→ Set problem
Find each line containing the string "Cold" and return it.

→ Entries shown
- - - - - - -
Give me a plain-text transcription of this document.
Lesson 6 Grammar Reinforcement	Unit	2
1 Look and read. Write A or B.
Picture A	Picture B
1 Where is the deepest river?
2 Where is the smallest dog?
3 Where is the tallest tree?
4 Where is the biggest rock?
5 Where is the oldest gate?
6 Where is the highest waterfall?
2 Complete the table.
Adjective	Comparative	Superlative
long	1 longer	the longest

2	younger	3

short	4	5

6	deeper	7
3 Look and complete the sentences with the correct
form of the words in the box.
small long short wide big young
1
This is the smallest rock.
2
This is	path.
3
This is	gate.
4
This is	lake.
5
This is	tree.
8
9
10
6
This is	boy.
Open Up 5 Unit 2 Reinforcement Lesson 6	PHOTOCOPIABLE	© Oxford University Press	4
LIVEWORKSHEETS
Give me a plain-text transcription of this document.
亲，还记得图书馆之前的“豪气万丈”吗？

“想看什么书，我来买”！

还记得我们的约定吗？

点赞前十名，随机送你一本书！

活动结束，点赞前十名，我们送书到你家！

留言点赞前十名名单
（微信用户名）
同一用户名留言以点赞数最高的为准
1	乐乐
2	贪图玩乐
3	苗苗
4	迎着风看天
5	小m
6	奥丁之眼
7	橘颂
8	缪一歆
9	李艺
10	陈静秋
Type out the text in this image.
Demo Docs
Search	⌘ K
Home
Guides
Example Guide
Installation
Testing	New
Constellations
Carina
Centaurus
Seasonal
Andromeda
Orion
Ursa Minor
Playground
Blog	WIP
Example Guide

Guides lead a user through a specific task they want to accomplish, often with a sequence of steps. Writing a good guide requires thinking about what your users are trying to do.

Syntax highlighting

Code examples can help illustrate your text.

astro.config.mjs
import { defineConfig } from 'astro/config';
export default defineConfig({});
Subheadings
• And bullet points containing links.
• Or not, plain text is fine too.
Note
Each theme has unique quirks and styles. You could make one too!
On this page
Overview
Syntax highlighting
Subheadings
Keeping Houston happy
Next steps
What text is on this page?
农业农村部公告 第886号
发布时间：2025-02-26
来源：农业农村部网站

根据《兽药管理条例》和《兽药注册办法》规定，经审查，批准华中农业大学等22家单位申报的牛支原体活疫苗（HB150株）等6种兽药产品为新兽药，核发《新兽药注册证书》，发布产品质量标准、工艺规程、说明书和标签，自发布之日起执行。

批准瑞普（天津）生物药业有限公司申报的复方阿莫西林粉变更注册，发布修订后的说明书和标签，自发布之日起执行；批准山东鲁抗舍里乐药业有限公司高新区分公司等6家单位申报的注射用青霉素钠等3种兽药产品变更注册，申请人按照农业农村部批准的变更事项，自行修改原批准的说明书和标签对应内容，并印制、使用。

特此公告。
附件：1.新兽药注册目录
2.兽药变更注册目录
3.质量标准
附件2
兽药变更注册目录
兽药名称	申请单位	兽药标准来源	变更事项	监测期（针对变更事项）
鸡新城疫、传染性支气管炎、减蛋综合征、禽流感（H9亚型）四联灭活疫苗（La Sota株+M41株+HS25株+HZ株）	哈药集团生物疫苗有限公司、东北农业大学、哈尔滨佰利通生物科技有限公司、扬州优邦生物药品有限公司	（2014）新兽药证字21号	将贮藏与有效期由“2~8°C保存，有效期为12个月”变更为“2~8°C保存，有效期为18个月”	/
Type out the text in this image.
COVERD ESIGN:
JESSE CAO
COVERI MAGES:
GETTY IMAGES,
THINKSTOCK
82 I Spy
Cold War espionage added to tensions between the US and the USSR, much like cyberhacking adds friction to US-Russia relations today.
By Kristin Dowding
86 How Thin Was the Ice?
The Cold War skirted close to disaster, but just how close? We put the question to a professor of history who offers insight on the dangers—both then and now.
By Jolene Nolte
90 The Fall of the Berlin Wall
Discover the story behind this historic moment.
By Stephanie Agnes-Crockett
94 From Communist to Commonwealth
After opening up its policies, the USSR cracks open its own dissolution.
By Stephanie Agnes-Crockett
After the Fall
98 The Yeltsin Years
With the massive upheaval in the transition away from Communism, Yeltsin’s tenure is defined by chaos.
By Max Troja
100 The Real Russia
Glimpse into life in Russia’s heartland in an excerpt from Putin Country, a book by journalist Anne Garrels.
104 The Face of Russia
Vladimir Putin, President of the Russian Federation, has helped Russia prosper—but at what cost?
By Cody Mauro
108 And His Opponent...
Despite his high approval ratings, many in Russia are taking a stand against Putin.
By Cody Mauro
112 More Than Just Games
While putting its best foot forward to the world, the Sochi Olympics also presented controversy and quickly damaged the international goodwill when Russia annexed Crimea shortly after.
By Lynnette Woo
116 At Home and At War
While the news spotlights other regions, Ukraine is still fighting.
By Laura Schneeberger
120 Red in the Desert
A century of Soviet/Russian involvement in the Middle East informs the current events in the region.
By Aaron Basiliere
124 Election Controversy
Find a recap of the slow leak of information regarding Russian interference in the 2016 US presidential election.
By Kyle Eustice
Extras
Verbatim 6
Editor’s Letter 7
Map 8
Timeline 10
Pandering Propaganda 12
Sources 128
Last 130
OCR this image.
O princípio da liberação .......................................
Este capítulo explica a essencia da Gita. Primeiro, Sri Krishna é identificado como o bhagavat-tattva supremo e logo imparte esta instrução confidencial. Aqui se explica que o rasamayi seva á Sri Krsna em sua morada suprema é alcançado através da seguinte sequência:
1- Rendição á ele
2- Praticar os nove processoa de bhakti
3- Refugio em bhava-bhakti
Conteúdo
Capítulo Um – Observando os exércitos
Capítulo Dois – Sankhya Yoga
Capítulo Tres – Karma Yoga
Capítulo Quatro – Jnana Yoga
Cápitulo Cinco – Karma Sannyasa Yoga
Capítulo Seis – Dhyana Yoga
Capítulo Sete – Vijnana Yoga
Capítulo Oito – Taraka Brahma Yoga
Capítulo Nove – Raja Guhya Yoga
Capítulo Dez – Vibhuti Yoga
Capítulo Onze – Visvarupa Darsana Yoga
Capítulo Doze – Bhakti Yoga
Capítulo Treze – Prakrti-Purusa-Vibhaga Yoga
- - - - - - -
→ Correct result
Cold War espionage added to tensions between the US and the USSR, much like cyberhacking adds friction to US-Russia relations today.
The Cold War skirted close to disaster, but just how close? We put the question to a professor of history who offers insight on the dangers—both then and now.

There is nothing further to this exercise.